• **PROBLEM TO SOLVE**
Across the entries below, how many lines contain the word "sinh"? Give the number alone.

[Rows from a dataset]
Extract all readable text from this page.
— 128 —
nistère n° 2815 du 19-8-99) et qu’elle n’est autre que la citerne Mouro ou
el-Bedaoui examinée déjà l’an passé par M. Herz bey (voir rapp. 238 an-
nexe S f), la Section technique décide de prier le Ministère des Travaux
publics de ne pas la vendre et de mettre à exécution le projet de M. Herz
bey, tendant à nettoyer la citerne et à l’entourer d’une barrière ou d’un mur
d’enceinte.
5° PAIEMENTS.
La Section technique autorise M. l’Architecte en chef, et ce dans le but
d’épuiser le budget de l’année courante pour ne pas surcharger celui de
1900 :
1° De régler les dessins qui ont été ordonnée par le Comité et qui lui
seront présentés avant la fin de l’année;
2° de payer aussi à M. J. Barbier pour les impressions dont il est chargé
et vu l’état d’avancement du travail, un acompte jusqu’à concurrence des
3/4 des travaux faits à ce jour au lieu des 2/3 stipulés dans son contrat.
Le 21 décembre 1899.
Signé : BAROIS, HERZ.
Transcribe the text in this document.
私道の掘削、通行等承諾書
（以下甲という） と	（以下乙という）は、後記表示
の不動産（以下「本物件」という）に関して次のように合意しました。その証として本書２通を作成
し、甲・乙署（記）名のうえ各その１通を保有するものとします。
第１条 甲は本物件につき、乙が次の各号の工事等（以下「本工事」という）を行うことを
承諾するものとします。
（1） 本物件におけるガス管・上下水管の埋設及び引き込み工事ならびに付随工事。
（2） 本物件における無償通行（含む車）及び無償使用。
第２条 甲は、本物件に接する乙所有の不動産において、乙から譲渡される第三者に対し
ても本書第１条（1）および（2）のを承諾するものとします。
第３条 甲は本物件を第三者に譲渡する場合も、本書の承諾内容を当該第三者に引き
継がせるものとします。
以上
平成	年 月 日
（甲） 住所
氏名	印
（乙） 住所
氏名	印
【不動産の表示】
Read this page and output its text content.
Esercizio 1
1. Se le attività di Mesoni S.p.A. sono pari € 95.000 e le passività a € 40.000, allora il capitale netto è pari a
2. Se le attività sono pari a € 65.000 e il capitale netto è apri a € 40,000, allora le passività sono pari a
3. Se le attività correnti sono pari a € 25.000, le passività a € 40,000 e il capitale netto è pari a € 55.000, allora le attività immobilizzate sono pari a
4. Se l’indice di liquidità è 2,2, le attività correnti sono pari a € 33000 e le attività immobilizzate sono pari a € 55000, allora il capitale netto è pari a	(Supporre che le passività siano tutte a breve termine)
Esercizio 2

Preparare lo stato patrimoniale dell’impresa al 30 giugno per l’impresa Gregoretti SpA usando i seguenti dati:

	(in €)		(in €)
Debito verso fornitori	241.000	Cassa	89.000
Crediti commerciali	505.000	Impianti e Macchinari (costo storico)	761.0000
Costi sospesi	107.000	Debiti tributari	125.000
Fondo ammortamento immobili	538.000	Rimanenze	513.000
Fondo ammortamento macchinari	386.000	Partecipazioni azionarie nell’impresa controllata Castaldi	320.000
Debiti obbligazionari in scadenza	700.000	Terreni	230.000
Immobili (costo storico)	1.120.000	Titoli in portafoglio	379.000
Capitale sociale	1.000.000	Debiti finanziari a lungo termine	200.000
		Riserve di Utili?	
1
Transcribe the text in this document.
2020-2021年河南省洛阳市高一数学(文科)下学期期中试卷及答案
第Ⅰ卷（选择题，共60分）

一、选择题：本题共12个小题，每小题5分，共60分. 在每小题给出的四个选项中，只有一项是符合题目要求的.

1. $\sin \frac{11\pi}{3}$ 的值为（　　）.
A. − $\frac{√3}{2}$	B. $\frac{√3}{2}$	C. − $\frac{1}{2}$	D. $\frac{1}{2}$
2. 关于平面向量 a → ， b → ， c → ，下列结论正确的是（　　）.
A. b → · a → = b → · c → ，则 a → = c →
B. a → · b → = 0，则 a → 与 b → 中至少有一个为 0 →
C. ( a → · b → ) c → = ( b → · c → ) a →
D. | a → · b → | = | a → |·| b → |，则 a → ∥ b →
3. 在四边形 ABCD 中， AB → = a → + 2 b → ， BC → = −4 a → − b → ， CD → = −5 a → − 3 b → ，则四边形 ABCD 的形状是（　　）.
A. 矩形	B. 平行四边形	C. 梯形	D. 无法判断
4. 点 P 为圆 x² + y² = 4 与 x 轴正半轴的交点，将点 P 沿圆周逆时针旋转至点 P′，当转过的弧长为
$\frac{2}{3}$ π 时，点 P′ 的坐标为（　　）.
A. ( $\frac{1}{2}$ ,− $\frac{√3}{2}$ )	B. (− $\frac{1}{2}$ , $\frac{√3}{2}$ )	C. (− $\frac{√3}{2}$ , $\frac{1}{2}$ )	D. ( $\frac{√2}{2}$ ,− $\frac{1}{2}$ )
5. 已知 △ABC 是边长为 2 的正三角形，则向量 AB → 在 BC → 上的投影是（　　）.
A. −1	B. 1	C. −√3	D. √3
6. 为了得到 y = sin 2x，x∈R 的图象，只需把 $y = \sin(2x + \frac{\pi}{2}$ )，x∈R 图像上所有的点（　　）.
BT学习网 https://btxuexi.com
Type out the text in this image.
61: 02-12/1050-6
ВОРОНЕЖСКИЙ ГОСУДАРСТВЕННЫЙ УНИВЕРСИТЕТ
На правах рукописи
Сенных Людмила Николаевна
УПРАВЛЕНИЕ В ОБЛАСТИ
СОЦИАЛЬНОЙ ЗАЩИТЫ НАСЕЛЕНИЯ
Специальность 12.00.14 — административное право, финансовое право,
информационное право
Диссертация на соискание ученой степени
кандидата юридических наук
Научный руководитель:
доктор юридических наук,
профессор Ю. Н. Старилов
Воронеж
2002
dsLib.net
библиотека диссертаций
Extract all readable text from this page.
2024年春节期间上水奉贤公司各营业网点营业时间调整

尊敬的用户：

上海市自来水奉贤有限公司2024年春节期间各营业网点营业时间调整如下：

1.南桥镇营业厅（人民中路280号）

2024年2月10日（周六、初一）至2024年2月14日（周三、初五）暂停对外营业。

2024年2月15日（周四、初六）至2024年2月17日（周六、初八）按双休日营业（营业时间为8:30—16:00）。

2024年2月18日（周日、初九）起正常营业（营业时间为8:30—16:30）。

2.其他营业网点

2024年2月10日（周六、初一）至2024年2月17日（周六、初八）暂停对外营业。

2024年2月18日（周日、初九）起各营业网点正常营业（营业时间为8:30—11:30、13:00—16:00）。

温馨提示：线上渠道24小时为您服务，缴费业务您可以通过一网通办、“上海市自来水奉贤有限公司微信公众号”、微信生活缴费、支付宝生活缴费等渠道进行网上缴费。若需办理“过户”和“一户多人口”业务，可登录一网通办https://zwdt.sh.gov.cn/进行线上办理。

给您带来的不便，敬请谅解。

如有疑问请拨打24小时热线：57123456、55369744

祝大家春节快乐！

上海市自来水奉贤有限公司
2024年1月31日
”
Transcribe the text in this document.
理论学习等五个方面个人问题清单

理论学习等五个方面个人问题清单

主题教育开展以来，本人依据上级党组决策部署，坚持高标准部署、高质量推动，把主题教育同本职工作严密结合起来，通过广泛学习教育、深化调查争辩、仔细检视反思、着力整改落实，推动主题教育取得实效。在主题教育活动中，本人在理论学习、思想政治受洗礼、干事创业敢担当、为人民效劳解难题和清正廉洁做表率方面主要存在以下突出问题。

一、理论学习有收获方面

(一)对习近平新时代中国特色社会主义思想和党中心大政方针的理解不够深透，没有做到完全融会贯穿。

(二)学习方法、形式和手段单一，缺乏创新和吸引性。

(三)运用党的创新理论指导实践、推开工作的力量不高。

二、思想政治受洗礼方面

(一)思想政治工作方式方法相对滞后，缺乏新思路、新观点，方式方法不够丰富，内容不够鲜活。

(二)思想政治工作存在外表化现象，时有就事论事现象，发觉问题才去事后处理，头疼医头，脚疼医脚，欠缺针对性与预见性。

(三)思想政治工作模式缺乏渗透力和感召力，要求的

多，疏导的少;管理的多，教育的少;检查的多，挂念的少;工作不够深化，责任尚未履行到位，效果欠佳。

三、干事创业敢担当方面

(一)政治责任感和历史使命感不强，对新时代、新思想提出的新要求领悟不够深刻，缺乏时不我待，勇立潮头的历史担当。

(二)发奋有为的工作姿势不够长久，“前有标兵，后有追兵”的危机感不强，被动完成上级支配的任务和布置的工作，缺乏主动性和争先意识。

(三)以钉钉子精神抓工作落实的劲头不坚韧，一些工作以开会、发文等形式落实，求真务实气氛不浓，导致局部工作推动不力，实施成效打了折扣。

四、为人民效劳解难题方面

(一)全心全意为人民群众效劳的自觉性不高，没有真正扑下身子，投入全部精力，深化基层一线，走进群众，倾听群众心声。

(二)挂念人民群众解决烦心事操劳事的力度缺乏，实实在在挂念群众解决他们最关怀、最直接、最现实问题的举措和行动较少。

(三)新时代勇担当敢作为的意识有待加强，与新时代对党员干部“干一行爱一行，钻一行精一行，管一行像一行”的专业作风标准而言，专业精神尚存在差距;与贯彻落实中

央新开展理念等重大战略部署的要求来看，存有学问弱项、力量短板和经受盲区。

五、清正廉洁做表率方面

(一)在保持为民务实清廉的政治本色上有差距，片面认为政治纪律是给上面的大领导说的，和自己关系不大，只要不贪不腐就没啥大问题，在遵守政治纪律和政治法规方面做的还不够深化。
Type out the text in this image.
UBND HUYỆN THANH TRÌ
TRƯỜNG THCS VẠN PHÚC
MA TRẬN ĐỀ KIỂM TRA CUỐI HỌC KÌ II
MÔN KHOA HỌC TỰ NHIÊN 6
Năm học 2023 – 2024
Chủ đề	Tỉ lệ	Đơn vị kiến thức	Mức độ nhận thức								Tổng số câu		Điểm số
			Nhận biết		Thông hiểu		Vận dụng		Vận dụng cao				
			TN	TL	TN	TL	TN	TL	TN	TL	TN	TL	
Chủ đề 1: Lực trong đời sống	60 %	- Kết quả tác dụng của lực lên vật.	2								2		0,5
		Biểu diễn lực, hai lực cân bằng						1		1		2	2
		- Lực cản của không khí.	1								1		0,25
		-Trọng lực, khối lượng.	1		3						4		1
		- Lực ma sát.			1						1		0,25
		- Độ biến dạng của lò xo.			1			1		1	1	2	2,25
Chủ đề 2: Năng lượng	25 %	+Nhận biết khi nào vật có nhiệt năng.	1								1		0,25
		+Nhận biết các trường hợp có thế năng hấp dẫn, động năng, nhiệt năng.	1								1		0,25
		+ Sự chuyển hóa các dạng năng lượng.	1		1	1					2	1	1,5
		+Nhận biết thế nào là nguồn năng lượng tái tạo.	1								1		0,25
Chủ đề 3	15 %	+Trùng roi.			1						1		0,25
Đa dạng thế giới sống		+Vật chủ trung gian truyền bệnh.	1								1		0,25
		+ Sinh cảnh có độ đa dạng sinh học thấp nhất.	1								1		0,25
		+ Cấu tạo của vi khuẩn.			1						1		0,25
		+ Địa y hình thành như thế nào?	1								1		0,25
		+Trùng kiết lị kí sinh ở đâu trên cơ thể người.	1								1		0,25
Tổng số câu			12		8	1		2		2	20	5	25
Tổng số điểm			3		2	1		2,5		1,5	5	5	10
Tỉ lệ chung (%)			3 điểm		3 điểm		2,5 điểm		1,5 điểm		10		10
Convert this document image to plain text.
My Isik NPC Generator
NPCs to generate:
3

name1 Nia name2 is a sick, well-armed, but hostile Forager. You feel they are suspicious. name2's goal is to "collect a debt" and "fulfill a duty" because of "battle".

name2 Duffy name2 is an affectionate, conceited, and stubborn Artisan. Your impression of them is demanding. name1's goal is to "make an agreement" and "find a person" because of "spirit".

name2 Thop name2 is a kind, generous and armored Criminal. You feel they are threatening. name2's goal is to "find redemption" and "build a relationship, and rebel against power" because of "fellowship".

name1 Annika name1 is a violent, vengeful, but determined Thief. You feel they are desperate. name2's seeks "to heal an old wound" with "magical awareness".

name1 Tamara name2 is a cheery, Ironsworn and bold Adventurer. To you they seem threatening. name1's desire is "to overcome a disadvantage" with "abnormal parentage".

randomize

• **CORRECT RESPONSE**
2